__What this task involves__
Wherever the word "Compliant" appears in a line, extract that line.

__Records__
* start *
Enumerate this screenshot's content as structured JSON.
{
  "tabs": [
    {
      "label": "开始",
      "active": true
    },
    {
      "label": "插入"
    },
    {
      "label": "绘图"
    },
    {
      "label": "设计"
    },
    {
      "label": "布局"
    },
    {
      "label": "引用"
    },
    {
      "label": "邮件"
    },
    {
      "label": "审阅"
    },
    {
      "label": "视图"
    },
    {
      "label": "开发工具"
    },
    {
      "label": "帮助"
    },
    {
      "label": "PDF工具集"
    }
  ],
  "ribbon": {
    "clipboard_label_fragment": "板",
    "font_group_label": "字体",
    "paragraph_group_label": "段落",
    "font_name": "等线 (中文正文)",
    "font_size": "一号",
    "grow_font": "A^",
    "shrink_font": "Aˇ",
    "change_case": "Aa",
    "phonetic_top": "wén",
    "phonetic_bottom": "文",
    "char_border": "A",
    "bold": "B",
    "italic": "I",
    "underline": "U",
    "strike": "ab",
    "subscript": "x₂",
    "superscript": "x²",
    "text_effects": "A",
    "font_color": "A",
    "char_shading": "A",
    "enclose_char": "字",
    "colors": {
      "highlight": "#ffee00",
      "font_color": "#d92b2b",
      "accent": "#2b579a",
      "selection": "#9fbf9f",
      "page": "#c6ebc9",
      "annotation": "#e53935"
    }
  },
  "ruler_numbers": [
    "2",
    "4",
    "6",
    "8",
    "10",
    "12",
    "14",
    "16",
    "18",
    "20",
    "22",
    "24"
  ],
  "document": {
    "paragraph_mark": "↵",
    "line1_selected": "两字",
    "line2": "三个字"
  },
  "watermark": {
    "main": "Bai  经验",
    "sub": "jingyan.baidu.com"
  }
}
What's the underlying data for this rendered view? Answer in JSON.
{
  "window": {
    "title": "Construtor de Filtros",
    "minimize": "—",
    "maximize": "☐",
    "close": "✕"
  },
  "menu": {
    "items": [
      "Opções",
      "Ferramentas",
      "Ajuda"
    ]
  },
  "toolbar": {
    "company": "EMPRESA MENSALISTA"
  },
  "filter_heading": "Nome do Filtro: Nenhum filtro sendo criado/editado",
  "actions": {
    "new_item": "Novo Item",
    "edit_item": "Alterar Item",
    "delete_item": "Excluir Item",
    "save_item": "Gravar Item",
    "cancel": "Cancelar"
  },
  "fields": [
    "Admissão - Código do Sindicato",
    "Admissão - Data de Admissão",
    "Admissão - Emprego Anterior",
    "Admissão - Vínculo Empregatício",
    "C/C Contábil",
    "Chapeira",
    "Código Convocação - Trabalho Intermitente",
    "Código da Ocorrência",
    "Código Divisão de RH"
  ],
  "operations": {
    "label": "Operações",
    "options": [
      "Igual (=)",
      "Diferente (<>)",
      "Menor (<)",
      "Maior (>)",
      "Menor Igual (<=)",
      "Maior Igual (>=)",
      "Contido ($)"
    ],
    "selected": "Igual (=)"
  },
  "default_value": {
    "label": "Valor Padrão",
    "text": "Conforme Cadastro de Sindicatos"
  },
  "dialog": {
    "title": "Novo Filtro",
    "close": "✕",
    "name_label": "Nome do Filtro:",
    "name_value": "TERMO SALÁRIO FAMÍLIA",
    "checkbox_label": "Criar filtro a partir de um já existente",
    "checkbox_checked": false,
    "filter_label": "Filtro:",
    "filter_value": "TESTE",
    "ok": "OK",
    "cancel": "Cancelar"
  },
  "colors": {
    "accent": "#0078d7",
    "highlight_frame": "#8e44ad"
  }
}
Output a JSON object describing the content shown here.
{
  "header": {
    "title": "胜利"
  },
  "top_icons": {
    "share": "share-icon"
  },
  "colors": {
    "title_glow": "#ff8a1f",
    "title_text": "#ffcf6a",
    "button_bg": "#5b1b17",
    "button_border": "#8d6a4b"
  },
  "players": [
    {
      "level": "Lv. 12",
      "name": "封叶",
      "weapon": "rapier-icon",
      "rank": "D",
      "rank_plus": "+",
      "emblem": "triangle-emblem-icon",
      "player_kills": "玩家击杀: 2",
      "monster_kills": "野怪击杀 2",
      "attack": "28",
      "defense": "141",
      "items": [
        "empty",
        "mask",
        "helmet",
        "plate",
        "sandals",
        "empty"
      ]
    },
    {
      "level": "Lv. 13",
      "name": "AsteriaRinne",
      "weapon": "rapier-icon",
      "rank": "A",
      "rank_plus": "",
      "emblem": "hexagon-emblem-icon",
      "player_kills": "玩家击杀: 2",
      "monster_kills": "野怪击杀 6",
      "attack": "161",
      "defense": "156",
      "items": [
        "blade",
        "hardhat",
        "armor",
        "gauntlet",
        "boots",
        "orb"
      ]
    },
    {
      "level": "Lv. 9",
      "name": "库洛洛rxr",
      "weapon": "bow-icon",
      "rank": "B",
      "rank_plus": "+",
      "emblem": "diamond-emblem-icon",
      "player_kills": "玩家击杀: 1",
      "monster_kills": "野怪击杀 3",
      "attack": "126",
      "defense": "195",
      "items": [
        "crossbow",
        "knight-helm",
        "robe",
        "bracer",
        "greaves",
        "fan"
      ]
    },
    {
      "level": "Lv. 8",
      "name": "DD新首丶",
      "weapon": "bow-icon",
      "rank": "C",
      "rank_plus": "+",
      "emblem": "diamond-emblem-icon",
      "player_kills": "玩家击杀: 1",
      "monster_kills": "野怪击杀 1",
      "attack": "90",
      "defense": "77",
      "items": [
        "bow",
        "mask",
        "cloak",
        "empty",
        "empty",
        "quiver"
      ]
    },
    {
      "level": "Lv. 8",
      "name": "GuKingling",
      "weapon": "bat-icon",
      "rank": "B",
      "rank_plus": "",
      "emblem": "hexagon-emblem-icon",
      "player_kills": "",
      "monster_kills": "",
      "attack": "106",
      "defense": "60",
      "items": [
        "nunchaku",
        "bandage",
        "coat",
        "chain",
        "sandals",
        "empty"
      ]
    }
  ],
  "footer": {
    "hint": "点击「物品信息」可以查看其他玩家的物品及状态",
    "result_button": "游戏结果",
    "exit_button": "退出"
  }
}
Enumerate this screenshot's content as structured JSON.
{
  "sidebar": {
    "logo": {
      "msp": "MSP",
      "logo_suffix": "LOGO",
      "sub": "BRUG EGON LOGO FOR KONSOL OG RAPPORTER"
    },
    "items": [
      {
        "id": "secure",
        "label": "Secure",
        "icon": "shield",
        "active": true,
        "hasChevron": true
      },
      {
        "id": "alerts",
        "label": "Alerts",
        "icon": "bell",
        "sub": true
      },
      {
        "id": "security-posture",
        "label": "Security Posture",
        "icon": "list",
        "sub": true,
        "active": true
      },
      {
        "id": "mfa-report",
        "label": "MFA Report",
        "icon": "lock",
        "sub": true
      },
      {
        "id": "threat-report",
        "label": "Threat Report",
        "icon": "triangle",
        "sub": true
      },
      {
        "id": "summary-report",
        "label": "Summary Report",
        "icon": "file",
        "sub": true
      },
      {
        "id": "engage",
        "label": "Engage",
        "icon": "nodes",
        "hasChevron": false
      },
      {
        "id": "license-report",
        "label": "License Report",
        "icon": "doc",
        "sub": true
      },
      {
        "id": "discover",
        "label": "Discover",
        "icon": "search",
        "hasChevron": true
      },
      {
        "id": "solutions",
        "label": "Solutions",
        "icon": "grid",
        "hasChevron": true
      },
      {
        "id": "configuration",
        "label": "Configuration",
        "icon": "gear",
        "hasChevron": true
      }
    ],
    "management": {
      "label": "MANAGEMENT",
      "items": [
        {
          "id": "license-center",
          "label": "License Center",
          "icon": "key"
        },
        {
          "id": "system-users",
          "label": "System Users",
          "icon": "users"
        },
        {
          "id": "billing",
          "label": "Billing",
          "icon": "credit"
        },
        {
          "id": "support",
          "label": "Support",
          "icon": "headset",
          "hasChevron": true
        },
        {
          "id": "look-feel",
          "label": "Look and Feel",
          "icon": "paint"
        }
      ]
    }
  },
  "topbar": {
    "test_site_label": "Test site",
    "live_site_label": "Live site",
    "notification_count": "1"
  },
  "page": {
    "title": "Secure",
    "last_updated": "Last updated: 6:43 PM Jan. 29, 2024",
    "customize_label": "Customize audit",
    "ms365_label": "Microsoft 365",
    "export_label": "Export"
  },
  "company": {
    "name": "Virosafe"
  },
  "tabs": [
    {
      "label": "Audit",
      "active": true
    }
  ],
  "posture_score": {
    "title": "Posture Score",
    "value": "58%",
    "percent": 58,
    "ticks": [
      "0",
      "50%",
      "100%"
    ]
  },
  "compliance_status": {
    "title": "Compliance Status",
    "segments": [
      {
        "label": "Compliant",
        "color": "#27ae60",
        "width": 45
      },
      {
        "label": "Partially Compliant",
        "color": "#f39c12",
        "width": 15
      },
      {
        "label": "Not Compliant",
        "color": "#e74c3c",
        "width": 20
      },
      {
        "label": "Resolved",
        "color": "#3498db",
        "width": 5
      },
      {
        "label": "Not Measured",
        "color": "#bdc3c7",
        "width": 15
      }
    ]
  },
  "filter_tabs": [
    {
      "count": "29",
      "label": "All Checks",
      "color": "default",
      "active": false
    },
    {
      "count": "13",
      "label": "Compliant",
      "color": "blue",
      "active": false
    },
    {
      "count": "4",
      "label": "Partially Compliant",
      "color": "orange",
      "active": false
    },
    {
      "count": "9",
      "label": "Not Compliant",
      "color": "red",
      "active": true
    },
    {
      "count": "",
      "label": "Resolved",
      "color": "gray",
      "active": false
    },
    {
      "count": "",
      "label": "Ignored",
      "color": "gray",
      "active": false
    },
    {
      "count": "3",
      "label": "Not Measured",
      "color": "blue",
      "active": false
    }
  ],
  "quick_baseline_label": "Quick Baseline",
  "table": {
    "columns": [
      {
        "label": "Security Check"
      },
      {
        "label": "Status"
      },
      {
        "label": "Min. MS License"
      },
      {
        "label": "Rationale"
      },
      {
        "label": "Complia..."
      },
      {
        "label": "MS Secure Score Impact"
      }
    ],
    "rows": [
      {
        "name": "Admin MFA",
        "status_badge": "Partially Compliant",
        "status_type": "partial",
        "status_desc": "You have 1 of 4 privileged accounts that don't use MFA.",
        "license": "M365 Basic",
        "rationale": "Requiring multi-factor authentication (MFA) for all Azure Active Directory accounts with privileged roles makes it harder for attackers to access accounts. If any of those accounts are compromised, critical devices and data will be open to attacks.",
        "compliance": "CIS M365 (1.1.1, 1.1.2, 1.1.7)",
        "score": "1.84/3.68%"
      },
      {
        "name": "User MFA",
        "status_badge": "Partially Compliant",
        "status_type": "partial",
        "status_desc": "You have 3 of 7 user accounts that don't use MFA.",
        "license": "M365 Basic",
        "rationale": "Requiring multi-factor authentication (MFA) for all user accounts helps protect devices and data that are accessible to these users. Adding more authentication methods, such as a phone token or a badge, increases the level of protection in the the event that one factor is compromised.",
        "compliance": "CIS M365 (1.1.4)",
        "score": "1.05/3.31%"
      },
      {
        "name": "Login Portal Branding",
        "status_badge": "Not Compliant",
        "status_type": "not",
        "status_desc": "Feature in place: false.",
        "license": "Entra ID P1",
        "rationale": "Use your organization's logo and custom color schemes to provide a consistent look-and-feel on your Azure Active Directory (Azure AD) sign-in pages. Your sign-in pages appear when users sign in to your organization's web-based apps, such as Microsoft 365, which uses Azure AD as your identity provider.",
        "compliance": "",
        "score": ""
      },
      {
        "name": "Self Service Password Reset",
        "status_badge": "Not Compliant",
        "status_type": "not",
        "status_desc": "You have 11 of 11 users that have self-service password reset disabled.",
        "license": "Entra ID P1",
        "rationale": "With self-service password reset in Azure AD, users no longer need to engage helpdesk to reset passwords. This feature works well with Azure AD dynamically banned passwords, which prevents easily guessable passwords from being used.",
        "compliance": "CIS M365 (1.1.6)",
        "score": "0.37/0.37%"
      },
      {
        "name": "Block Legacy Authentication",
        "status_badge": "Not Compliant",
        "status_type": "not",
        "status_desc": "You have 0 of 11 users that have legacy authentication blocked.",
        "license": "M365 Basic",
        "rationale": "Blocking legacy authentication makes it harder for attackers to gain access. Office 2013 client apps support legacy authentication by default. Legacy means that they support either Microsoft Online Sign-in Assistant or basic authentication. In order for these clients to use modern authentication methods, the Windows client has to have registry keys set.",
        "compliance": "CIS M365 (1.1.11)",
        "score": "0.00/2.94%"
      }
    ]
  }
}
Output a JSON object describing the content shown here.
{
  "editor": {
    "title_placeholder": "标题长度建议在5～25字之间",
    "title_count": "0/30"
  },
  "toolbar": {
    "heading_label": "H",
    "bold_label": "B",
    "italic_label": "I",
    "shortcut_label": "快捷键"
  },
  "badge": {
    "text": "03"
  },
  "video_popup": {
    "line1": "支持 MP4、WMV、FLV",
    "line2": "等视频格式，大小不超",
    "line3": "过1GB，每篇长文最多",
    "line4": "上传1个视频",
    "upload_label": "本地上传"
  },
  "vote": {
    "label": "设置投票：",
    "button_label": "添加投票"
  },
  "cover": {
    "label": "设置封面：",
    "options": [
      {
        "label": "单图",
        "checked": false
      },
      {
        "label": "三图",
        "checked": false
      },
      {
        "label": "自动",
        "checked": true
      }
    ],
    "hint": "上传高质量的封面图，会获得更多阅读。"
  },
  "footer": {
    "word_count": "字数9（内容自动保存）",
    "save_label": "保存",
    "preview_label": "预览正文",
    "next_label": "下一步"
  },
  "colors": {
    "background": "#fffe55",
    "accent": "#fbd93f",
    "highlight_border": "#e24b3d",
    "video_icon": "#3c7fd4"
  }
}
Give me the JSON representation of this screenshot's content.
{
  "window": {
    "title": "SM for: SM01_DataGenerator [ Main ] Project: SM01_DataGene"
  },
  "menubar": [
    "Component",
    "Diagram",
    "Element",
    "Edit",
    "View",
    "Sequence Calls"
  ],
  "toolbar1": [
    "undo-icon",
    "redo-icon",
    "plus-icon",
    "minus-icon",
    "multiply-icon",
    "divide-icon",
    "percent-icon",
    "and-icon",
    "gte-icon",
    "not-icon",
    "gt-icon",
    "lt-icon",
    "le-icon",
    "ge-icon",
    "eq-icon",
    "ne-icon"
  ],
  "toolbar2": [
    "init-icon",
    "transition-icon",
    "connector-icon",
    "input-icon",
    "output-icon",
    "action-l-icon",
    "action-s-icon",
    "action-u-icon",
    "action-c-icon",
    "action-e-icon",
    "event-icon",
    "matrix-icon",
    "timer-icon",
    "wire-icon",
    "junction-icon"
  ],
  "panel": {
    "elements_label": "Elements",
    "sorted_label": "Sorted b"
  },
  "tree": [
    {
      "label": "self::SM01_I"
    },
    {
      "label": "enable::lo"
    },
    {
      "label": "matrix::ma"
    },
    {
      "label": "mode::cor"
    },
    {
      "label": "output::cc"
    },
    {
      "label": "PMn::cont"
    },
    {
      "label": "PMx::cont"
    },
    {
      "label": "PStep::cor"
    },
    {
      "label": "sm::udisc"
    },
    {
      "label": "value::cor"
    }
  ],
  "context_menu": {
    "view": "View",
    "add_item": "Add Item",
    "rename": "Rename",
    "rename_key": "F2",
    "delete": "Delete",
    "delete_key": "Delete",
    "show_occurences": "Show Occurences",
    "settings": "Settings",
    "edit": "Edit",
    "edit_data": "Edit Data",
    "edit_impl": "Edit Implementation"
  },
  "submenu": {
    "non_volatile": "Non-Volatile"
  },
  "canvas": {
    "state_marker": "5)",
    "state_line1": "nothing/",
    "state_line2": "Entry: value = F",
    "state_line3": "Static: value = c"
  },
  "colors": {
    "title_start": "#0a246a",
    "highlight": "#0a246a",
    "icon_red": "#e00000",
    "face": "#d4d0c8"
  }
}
* end *
__Exercise response__
        "label": "Compliant",
        "label": "Partially Compliant",
        "label": "Not Compliant",
      "label": "Compliant",
      "label": "Partially Compliant",
      "label": "Not Compliant",
        "status_badge": "Partially Compliant",
        "status_badge": "Partially Compliant",
        "status_badge": "Not Compliant",
        "status_badge": "Not Compliant",
        "status_badge": "Not Compliant",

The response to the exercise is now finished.